Pull out every line with the word "after".

---------- Records supplied

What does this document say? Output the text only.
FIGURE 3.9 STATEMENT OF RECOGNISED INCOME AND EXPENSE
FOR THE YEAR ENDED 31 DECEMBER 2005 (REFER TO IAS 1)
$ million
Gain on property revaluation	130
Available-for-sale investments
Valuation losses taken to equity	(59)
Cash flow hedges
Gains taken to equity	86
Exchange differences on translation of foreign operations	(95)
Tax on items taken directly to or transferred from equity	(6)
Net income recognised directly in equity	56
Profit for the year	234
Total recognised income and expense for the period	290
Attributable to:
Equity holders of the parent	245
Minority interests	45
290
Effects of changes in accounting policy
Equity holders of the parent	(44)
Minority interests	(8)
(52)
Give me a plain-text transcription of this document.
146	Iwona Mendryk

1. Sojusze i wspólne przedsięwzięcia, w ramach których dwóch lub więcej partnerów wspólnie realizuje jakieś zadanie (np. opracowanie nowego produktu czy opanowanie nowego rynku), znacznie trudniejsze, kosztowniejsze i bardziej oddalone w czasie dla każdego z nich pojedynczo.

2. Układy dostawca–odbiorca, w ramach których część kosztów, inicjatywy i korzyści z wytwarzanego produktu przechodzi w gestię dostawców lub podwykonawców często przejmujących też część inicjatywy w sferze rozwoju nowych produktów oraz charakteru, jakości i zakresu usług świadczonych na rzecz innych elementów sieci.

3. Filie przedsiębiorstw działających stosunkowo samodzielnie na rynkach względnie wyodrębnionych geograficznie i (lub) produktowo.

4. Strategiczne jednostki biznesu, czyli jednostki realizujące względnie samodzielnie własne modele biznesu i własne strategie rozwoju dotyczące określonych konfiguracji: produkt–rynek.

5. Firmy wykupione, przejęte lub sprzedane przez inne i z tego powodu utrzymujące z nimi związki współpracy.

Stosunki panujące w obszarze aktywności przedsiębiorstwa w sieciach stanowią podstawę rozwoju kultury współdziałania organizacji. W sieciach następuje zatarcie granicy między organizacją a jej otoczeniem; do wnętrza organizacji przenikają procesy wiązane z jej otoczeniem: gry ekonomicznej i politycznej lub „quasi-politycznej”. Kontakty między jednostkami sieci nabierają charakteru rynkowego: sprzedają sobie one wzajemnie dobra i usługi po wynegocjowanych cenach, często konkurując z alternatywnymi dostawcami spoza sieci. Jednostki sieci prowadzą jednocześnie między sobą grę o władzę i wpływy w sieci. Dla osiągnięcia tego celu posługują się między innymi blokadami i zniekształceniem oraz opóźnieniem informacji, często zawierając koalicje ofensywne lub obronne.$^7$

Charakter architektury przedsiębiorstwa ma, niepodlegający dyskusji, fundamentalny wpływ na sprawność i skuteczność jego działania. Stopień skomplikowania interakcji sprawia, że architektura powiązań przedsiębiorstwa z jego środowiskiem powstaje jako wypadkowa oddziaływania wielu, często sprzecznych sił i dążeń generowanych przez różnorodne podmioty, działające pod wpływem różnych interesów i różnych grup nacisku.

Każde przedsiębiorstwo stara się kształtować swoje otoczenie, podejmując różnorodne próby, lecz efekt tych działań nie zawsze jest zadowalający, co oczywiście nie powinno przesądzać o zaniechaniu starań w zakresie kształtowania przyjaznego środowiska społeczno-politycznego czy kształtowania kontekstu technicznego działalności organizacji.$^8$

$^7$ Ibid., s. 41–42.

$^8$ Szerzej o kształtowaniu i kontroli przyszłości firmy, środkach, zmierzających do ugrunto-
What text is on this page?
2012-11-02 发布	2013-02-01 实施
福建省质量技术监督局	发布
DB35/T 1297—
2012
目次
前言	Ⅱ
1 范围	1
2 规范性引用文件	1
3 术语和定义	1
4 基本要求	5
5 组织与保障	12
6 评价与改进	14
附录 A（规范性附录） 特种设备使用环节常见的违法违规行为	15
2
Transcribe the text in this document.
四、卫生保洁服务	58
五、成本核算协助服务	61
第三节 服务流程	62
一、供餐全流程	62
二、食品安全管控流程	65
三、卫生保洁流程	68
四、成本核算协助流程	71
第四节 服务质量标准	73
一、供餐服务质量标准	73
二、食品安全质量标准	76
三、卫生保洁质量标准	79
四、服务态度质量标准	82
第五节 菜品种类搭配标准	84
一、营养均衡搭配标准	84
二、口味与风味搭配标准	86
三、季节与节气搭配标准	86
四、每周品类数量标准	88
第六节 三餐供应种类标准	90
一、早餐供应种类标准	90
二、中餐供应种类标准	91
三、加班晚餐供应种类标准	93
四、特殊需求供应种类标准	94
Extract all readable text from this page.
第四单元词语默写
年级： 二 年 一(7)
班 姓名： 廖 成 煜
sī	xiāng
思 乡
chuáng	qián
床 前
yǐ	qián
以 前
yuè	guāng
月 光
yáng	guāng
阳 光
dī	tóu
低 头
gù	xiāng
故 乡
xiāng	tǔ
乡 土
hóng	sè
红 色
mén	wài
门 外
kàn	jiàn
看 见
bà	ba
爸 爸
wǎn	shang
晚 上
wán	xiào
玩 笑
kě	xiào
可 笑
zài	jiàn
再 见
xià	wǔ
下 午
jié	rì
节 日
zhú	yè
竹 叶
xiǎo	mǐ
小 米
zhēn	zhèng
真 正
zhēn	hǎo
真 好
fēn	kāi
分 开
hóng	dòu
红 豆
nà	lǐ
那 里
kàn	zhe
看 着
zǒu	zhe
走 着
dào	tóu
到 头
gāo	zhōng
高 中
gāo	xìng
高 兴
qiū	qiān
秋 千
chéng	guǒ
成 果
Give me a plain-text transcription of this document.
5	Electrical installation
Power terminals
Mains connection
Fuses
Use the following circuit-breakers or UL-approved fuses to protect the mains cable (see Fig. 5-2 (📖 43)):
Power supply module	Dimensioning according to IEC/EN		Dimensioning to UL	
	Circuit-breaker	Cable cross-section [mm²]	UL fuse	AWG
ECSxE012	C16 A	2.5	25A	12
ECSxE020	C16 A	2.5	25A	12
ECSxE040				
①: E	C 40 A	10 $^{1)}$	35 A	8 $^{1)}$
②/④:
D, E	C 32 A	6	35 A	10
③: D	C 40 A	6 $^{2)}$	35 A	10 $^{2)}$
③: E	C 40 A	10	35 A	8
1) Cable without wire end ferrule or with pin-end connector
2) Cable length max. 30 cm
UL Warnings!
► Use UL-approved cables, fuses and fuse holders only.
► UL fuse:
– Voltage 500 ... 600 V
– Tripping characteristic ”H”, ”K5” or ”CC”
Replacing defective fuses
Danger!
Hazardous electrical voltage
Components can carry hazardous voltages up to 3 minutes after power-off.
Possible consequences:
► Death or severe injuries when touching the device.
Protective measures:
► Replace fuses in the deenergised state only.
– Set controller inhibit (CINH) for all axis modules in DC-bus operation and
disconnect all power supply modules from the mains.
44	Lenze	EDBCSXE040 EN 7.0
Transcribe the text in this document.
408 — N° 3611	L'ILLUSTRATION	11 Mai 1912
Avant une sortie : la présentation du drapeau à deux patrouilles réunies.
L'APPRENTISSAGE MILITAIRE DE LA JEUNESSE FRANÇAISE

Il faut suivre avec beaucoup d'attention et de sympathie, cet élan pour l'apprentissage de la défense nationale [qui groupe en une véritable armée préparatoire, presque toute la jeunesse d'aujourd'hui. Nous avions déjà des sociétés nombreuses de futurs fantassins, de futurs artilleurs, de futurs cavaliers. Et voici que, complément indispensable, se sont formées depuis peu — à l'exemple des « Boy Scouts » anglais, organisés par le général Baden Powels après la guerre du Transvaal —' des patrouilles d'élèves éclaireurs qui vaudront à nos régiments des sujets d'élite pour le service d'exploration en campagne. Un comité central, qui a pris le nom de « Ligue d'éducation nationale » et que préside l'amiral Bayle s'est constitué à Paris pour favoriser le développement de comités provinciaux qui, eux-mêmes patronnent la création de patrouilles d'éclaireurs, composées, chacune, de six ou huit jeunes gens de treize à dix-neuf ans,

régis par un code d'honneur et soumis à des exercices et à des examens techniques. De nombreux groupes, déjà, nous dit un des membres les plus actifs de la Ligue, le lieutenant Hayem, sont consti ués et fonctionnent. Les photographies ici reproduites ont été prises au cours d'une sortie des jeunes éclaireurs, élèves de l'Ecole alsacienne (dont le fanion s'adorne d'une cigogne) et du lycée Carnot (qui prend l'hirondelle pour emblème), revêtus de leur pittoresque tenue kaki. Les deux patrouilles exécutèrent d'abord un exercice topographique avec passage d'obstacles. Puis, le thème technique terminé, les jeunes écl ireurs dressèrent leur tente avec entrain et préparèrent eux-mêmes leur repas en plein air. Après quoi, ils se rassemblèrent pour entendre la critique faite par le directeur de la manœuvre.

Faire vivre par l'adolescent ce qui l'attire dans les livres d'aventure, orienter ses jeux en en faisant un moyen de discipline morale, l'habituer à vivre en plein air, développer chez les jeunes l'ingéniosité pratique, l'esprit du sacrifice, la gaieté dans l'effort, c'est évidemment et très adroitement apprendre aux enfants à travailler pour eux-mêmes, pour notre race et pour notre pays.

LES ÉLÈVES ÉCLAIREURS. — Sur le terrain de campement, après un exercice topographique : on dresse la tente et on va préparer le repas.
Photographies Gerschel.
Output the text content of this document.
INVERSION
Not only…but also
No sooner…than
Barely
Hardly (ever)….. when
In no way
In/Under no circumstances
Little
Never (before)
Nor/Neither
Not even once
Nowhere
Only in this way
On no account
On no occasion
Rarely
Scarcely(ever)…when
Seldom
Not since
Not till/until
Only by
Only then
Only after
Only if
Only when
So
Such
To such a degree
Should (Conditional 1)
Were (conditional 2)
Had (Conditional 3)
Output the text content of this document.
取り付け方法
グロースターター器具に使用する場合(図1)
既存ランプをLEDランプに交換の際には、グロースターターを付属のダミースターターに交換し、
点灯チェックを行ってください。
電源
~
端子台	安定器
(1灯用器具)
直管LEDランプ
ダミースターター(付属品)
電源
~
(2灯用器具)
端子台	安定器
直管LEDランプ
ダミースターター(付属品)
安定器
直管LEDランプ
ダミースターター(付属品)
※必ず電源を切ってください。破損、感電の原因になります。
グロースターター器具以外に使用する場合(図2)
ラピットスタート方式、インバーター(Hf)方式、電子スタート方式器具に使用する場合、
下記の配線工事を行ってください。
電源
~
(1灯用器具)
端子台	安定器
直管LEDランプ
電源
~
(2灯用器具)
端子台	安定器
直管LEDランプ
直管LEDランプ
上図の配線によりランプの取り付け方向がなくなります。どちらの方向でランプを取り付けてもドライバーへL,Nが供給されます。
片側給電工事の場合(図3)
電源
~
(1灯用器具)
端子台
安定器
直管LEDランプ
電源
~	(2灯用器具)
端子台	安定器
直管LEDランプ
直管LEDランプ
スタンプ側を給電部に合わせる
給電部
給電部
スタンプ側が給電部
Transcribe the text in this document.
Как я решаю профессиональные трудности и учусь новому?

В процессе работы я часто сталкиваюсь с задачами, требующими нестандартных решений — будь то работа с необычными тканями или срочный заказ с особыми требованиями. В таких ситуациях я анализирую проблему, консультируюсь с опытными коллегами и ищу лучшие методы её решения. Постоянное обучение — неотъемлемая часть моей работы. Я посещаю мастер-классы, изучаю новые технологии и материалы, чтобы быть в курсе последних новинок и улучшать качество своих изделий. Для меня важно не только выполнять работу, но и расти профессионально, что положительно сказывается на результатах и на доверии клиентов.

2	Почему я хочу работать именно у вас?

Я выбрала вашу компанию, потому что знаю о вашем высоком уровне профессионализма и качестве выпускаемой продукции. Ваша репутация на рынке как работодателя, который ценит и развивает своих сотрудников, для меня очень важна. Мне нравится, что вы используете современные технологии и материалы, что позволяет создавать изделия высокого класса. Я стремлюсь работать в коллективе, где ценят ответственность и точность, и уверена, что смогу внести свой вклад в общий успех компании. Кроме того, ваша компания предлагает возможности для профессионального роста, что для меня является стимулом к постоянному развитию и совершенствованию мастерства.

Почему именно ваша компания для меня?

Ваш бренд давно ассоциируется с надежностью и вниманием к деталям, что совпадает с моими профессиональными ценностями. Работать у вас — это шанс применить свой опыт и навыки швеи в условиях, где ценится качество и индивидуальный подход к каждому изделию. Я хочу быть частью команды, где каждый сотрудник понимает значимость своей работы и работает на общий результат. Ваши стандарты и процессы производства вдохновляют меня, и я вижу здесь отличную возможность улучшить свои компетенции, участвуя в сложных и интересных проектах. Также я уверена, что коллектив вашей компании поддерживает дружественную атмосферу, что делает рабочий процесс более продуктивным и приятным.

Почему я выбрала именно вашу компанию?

--------------------

Response to the exercise:
Components can carry hazardous voltages up to 3 minutes after power-off.
Only after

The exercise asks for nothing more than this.